**Stated task:** Copy out every line in the entries below that includes "Holz".

**Data to process:**
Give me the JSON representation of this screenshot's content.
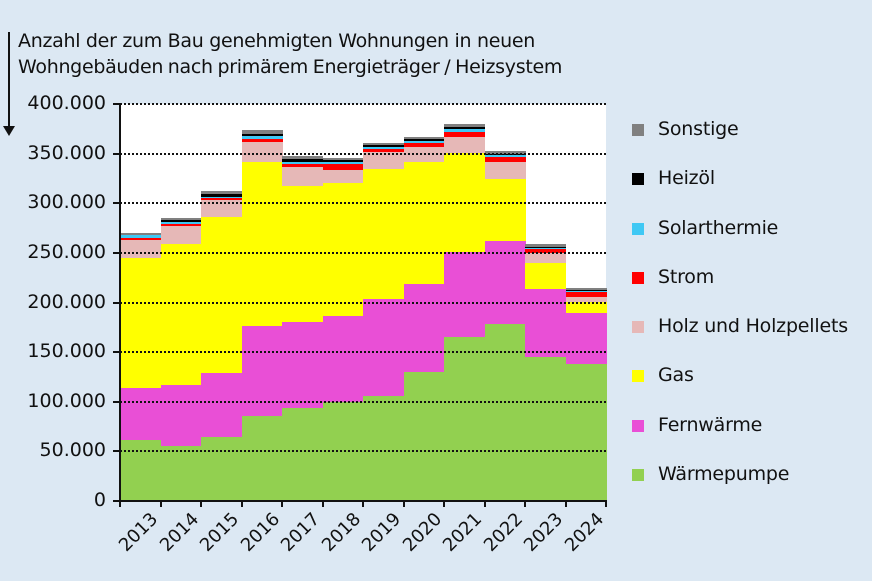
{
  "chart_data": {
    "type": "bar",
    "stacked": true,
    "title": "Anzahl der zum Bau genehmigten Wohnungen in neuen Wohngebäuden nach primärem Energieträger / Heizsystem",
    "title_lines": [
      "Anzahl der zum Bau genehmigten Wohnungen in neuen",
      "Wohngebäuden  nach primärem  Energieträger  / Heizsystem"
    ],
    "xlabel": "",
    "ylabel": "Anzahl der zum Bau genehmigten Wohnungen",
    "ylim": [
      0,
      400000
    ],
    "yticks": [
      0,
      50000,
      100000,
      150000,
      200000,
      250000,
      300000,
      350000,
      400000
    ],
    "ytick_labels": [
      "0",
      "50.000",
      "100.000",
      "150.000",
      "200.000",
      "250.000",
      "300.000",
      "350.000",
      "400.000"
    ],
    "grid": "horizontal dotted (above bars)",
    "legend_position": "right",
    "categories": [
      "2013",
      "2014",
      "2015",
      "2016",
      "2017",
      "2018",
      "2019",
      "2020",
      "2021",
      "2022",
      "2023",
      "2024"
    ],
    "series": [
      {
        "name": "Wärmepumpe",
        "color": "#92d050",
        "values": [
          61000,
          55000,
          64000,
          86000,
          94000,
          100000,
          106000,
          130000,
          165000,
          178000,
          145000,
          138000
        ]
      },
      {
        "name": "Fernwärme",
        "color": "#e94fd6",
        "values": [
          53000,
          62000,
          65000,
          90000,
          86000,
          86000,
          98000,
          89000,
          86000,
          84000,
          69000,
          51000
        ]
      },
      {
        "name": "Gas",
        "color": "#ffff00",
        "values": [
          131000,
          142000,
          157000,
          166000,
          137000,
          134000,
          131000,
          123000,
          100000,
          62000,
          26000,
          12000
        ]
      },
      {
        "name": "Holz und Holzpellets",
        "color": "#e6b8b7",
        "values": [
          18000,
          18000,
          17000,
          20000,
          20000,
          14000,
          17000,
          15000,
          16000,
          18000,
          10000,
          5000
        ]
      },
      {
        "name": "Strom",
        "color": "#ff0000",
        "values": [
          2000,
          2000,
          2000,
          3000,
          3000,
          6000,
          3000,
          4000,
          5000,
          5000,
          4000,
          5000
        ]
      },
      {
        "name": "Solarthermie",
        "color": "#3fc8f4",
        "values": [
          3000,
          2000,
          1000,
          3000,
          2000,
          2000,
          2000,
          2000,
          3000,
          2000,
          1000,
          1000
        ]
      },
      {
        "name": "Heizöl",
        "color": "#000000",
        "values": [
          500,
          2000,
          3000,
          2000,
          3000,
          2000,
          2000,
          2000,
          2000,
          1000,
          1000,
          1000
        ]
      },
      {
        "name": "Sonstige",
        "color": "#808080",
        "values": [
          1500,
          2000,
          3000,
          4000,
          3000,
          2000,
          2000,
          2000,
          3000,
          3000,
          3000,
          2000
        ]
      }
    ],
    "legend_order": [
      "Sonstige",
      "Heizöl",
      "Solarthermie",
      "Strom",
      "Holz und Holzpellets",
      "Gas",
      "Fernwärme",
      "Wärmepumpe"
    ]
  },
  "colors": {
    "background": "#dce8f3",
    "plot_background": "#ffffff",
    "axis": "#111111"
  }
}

**Result of this task:**
        "name": "Holz und Holzpellets",
      "Holz und Holzpellets",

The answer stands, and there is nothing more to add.